> Stated task: Return the exact lines spanning from the line with "Transcribe this image's" through the last line of the entries, boundaries included, and no others.

> Rows from a figure dataset:
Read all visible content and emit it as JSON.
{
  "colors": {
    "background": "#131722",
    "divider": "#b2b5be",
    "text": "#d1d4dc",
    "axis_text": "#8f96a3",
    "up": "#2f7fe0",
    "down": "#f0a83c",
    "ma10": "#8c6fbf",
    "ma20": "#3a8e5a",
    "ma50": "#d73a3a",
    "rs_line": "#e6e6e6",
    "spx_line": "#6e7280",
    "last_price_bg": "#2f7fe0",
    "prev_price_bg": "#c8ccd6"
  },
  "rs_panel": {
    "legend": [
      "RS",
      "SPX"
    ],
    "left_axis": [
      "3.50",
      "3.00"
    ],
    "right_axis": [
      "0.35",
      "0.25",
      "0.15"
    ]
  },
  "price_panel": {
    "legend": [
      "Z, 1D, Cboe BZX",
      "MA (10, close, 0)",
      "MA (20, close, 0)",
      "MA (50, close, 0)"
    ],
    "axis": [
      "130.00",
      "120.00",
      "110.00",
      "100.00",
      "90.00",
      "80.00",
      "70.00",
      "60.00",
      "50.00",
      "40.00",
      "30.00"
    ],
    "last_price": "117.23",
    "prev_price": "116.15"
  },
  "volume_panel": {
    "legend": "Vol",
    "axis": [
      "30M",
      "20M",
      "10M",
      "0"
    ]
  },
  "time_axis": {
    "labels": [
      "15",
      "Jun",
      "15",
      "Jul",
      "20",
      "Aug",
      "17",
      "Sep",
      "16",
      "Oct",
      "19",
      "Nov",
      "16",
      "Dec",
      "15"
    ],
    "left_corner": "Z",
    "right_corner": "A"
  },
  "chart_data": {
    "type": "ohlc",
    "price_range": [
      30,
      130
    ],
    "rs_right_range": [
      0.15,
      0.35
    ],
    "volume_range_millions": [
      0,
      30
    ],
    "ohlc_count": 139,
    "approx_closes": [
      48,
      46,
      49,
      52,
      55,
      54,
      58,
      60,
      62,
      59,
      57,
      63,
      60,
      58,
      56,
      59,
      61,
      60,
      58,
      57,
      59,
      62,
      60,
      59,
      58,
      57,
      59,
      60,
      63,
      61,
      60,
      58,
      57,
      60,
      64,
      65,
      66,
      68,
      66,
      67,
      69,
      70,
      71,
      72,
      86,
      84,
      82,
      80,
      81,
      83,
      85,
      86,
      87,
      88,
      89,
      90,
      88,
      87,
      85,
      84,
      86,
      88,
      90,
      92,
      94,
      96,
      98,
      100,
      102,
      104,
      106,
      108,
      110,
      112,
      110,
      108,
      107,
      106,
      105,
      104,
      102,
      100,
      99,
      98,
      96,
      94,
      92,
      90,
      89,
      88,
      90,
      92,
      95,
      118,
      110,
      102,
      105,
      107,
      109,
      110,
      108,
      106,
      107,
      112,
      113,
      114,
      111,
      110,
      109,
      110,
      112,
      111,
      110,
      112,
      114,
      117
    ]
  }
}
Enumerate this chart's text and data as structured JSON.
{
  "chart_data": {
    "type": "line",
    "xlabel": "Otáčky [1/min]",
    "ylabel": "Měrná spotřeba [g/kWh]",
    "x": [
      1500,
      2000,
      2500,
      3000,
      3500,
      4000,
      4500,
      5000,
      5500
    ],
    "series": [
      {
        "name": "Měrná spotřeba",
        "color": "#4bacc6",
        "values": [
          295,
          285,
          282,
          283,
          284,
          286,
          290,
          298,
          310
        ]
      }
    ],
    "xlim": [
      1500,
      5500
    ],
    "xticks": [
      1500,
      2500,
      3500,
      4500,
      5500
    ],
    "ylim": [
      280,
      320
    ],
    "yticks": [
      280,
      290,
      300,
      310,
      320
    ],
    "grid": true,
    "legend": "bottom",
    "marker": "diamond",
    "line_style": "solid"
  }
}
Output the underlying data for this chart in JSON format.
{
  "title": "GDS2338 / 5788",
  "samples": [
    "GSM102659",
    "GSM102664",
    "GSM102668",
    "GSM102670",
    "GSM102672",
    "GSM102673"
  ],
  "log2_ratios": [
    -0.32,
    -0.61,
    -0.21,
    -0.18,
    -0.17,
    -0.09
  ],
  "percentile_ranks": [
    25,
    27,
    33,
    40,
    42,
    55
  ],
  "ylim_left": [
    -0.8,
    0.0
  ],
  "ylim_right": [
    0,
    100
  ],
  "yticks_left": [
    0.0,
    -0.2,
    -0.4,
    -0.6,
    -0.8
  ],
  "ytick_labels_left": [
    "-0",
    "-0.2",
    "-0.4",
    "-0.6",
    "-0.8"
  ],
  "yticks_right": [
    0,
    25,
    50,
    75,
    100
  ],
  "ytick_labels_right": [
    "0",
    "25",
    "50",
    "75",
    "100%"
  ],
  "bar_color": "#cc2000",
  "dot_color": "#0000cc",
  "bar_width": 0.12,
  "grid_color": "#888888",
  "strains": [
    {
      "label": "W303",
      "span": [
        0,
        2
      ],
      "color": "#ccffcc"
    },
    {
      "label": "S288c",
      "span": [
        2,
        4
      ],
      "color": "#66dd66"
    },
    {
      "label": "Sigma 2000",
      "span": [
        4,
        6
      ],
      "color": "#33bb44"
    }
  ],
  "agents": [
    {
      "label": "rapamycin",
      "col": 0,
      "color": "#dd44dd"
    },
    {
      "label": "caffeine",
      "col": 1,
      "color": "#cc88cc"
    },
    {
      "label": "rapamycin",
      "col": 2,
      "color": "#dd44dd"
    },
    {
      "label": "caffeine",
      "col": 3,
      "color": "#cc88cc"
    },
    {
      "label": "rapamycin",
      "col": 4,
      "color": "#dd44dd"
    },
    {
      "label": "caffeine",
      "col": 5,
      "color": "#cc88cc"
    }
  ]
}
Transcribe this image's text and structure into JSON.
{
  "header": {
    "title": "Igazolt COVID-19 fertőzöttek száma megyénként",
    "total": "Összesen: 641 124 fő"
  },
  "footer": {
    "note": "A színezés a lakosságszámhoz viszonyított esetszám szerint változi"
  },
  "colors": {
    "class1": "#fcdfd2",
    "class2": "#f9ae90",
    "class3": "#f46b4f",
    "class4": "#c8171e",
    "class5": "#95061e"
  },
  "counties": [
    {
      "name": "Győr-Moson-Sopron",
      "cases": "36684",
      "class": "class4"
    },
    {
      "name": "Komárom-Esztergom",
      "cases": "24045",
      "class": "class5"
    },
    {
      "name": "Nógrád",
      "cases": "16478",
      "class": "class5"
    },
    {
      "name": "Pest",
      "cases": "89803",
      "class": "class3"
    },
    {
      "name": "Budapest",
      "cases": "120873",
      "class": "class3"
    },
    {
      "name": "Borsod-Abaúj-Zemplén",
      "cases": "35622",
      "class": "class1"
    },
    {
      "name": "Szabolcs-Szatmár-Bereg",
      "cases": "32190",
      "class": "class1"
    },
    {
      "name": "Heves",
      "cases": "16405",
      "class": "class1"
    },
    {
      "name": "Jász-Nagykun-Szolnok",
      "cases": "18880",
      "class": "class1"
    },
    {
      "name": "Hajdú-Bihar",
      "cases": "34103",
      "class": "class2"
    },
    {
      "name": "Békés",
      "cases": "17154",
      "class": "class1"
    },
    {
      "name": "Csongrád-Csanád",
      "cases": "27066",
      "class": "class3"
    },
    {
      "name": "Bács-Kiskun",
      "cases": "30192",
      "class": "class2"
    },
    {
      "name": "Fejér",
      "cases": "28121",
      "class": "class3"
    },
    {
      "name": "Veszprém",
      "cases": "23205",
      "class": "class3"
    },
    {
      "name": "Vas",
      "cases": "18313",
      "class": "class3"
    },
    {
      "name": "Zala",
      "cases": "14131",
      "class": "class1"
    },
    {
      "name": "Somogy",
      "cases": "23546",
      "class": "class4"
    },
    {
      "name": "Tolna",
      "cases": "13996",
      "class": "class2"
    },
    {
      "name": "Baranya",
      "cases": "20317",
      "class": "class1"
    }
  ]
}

> Correct result:
Transcribe this image's text and structure into JSON.
{
  "header": {
    "title": "Igazolt COVID-19 fertőzöttek száma megyénként",
    "total": "Összesen: 641 124 fő"
  },
  "footer": {
    "note": "A színezés a lakosságszámhoz viszonyított esetszám szerint változi"
  },
  "colors": {
    "class1": "#fcdfd2",
    "class2": "#f9ae90",
    "class3": "#f46b4f",
    "class4": "#c8171e",
    "class5": "#95061e"
  },
  "counties": [
    {
      "name": "Győr-Moson-Sopron",
      "cases": "36684",
      "class": "class4"
    },
    {
      "name": "Komárom-Esztergom",
      "cases": "24045",
      "class": "class5"
    },
    {
      "name": "Nógrád",
      "cases": "16478",
      "class": "class5"
    },
    {
      "name": "Pest",
      "cases": "89803",
      "class": "class3"
    },
    {
      "name": "Budapest",
      "cases": "120873",
      "class": "class3"
    },
    {
      "name": "Borsod-Abaúj-Zemplén",
      "cases": "35622",
      "class": "class1"
    },
    {
      "name": "Szabolcs-Szatmár-Bereg",
      "cases": "32190",
      "class": "class1"
    },
    {
      "name": "Heves",
      "cases": "16405",
      "class": "class1"
    },
    {
      "name": "Jász-Nagykun-Szolnok",
      "cases": "18880",
      "class": "class1"
    },
    {
      "name": "Hajdú-Bihar",
      "cases": "34103",
      "class": "class2"
    },
    {
      "name": "Békés",
      "cases": "17154",
      "class": "class1"
    },
    {
      "name": "Csongrád-Csanád",
      "cases": "27066",
      "class": "class3"
    },
    {
      "name": "Bács-Kiskun",
      "cases": "30192",
      "class": "class2"
    },
    {
      "name": "Fejér",
      "cases": "28121",
      "class": "class3"
    },
    {
      "name": "Veszprém",
      "cases": "23205",
      "class": "class3"
    },
    {
      "name": "Vas",
      "cases": "18313",
      "class": "class3"
    },
    {
      "name": "Zala",
      "cases": "14131",
      "class": "class1"
    },
    {
      "name": "Somogy",
      "cases": "23546",
      "class": "class4"
    },
    {
      "name": "Tolna",
      "cases": "13996",
      "class": "class2"
    },
    {
      "name": "Baranya",
      "cases": "20317",
      "class": "class1"
    }
  ]
}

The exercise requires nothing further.